***** SOURCE MATERIAL *****

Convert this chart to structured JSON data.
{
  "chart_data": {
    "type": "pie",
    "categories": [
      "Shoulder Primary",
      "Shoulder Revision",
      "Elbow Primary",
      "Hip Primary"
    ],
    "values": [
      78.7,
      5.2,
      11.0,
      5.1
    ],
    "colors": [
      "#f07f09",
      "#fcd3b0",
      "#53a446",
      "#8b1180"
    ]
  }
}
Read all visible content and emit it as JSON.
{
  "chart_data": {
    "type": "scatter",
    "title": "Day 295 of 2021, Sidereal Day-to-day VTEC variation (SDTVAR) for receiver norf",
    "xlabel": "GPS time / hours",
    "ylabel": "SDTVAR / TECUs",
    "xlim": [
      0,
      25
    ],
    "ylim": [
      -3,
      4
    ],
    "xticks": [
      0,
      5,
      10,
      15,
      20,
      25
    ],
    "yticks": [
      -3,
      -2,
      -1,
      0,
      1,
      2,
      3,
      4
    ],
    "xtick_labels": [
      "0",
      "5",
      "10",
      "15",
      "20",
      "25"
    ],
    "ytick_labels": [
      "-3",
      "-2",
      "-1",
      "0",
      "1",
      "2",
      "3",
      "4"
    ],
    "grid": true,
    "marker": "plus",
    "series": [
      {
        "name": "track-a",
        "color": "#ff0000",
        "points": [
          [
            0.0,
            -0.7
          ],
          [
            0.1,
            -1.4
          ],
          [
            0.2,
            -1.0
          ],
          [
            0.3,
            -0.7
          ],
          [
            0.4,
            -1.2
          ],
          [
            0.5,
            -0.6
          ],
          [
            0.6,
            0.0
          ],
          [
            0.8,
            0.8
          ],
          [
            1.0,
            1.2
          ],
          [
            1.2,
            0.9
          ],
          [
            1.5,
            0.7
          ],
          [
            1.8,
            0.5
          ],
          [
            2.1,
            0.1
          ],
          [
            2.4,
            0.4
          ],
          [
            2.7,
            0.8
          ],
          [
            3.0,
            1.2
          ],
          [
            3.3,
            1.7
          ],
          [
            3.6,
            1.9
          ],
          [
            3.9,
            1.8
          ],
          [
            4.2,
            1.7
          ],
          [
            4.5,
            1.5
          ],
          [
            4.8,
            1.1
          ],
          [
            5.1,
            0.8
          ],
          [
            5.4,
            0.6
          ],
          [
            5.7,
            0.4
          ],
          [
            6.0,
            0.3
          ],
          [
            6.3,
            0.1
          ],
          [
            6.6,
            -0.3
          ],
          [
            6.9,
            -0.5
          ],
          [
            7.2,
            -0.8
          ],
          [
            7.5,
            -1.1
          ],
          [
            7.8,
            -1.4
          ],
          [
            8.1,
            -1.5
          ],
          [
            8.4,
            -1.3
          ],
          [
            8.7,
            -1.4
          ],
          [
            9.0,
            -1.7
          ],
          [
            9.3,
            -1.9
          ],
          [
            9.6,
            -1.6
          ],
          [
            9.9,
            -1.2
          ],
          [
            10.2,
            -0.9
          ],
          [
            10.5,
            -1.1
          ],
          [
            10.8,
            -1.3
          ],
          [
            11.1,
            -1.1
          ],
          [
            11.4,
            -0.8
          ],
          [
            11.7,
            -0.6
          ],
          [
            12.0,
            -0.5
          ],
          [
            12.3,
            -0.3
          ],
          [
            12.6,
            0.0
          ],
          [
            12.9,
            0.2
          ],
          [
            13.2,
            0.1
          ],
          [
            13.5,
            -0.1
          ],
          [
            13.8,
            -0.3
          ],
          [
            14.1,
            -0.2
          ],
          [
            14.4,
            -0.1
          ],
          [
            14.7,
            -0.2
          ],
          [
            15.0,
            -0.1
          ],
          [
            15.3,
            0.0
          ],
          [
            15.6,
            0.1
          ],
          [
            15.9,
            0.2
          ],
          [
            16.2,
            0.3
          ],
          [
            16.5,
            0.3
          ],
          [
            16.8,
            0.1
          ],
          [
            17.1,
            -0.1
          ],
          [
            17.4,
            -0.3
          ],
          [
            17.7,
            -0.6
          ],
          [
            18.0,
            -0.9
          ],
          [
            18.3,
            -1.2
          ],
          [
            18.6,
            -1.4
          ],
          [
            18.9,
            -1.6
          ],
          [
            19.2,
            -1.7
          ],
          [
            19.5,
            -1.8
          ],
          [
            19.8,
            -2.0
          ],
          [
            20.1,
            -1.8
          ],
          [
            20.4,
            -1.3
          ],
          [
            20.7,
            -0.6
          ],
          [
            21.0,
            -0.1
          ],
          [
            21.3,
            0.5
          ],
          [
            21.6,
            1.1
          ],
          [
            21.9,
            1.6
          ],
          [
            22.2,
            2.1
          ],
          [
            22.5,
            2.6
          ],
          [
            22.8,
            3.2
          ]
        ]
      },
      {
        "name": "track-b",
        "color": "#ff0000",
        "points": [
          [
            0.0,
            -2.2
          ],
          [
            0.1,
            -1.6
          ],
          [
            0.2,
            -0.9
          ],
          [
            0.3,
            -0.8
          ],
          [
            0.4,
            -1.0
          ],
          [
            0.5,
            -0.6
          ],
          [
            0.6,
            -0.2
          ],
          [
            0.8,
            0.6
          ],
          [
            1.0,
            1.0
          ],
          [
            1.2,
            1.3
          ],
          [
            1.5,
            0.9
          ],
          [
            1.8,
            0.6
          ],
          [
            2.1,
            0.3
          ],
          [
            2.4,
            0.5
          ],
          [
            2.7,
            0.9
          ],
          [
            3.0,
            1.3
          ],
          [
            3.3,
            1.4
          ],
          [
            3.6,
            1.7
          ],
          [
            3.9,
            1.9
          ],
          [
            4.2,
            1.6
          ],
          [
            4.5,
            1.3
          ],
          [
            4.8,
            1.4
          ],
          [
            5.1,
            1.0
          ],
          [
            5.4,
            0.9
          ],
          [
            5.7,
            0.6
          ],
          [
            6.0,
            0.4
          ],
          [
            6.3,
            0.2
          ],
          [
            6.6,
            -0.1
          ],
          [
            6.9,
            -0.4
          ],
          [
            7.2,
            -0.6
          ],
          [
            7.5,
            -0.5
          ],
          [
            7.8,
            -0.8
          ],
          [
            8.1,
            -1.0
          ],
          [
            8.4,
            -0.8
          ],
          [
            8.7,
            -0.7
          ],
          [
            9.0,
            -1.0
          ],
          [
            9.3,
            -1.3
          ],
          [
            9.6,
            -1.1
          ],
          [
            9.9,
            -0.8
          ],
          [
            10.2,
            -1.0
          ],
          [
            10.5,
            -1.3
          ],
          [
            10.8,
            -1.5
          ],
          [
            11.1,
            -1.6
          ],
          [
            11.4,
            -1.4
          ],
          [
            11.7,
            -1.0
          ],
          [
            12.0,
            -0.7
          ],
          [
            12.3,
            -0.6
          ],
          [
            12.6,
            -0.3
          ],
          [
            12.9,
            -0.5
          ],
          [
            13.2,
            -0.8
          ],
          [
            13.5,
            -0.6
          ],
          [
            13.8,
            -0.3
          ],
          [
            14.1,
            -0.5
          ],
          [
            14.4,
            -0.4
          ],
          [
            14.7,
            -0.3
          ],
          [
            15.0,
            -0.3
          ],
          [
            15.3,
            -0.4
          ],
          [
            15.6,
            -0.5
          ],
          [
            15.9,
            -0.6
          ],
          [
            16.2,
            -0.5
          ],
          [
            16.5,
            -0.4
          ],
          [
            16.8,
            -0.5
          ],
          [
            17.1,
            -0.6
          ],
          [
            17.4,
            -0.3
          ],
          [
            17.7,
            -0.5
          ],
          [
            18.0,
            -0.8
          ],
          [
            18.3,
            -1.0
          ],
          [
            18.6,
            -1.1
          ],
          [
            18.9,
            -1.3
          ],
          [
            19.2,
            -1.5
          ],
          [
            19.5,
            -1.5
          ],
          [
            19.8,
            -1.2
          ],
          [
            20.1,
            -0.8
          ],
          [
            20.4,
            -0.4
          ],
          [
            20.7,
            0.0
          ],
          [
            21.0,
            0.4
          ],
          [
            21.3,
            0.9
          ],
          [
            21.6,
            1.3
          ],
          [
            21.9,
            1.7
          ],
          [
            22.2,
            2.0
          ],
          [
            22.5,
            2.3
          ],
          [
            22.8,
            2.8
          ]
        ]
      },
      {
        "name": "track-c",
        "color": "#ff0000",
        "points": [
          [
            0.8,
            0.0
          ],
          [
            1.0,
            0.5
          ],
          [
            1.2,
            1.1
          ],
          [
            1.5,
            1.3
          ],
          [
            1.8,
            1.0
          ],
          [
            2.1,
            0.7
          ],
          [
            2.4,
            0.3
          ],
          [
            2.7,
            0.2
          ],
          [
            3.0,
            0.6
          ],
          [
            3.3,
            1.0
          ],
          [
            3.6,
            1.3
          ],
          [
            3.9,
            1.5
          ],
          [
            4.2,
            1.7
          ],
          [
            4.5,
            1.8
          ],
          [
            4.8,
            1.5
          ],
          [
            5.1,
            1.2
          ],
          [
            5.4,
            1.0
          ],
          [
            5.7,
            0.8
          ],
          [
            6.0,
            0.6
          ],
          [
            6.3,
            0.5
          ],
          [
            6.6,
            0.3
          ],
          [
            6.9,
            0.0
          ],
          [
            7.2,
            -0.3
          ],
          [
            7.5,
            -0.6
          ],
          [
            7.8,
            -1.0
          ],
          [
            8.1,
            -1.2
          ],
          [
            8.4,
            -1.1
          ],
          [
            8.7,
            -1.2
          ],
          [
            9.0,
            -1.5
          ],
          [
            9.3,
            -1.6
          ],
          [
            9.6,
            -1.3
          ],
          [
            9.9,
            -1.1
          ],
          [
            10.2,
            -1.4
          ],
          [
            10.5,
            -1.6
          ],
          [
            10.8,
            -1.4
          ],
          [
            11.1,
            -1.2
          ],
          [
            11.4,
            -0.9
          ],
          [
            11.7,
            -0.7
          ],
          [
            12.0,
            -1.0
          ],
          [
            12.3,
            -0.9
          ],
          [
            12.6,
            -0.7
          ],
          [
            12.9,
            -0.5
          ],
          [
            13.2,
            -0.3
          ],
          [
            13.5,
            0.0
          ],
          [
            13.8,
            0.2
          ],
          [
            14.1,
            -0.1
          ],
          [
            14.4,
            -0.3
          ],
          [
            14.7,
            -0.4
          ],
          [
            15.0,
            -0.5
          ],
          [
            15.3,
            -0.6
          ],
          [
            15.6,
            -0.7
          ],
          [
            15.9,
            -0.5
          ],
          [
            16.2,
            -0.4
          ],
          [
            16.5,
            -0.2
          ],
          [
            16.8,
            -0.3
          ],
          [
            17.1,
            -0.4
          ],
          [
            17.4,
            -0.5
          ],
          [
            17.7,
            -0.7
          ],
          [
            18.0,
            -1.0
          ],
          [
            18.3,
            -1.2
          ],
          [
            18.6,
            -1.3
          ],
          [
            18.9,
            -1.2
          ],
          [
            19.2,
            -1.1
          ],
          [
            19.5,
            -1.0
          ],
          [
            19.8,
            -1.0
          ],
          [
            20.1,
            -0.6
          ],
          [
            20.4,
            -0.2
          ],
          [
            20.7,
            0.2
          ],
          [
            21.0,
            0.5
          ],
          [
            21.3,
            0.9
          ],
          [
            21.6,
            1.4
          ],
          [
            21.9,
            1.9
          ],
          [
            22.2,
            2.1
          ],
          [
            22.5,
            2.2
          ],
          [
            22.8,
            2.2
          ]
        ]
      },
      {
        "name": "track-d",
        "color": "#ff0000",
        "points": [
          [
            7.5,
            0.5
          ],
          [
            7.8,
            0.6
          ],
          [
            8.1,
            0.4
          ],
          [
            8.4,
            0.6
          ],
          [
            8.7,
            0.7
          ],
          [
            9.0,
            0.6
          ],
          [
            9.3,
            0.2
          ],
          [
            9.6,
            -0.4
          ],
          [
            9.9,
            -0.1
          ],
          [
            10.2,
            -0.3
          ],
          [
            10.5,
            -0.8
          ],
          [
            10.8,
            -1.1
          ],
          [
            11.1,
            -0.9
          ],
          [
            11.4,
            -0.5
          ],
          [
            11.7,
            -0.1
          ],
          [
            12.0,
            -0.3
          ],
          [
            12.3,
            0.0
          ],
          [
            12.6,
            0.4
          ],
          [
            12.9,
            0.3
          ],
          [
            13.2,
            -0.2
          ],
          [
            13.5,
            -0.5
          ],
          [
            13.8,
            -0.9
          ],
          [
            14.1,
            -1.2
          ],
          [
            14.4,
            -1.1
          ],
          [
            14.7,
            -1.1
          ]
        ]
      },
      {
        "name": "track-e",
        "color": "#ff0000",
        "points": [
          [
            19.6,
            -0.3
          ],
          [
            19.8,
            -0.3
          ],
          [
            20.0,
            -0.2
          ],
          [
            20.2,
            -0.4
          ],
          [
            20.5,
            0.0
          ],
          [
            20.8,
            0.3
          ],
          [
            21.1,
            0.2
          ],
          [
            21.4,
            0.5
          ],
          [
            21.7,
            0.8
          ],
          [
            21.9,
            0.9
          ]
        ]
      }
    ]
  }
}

*****

▶ EXERCISE REQUIREMENTS
Pull out each line of the entries that contains "Primary".

▶ EXPECTED ANSWER
      "Shoulder Primary",
      "Elbow Primary",
      "Hip Primary"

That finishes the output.